(Dataset records)

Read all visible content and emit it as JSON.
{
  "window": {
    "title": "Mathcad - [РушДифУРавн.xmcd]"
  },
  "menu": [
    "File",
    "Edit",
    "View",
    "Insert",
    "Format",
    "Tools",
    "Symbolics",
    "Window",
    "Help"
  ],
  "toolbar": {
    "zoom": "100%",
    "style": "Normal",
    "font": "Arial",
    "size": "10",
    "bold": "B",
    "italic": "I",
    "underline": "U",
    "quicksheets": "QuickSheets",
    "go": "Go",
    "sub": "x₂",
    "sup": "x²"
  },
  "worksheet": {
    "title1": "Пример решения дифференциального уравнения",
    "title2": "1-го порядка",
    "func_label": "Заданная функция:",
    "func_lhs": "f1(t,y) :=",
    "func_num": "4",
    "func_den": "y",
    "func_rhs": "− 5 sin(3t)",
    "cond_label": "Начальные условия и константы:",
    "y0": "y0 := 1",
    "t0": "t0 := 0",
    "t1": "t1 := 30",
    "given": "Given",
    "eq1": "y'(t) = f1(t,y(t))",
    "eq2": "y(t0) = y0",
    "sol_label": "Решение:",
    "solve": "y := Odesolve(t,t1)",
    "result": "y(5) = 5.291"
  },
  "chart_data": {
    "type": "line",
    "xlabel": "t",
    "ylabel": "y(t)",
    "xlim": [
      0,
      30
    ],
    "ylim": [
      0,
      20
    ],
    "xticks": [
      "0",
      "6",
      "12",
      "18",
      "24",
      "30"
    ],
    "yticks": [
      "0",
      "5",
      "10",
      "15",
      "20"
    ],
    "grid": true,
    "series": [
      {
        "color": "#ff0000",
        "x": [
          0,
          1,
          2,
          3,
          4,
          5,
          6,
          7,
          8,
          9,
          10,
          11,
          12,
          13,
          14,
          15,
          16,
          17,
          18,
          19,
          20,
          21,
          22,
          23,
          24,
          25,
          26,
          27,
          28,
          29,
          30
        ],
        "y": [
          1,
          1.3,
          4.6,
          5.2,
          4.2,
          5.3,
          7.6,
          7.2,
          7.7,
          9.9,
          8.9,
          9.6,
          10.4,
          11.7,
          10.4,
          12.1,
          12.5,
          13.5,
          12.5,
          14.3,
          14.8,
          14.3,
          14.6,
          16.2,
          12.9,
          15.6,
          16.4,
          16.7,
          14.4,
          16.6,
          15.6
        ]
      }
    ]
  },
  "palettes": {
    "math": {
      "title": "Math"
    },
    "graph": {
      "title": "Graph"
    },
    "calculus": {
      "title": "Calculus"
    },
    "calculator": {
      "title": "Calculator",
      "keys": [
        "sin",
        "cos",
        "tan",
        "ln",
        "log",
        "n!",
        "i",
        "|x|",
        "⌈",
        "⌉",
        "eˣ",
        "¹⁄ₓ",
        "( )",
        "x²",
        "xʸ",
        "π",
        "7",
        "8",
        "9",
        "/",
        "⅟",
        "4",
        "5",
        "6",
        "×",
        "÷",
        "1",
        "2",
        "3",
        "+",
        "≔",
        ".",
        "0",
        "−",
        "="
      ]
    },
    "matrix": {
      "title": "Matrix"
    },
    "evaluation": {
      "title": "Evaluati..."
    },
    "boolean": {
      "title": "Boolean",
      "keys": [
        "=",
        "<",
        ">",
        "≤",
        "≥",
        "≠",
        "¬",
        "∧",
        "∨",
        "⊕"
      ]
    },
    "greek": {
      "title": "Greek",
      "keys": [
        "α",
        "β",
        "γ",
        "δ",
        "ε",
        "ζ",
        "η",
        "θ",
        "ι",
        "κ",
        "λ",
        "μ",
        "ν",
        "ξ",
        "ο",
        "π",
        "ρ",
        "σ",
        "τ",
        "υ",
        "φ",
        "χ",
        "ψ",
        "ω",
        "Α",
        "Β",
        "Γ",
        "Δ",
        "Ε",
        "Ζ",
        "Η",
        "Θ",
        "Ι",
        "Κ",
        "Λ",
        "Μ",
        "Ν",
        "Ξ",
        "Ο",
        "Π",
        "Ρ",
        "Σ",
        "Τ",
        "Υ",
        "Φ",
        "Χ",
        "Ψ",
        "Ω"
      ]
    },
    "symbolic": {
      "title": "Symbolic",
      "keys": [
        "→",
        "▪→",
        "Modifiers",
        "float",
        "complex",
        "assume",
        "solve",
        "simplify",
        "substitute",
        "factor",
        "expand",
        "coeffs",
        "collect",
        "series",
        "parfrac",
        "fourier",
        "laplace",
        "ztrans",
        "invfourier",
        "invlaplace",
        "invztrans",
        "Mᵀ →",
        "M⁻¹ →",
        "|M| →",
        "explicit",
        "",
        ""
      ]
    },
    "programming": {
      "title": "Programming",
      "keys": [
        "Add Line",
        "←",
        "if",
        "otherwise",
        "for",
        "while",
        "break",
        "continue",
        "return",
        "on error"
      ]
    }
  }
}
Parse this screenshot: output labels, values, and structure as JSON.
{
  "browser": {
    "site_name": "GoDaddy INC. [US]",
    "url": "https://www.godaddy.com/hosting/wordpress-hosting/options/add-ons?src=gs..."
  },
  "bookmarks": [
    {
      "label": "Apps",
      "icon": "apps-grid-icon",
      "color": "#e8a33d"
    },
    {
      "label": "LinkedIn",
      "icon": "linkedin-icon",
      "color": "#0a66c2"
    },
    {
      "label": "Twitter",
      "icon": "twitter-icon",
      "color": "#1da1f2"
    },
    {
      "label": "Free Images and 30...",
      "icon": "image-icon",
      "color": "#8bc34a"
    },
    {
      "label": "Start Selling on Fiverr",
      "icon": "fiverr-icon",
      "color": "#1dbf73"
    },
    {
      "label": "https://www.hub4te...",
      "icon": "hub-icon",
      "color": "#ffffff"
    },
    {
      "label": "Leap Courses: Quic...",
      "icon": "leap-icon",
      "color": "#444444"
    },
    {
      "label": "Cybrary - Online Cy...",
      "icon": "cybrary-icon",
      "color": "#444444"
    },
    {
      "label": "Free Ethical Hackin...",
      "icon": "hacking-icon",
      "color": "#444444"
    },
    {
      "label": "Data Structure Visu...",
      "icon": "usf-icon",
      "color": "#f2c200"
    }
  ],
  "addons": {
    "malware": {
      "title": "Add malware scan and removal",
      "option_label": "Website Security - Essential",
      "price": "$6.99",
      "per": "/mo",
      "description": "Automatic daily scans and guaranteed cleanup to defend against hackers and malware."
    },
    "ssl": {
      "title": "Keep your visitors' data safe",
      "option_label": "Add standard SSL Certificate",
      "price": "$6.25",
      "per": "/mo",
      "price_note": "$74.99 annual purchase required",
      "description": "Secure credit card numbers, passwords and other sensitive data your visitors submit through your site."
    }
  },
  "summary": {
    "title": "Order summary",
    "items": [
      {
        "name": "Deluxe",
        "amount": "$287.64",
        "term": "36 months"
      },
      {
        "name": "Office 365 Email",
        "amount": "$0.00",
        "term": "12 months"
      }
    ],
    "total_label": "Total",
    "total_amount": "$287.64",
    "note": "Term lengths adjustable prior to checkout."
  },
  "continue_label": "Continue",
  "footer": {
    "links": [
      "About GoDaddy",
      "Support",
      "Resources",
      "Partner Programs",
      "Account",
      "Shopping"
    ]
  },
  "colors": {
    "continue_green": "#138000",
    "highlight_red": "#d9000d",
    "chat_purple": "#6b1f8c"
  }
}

DESCRIPTION OF THE TASK
Determine how many lines of the listing above hold the word "icon". Report that number without anything else.

SOLUTION
10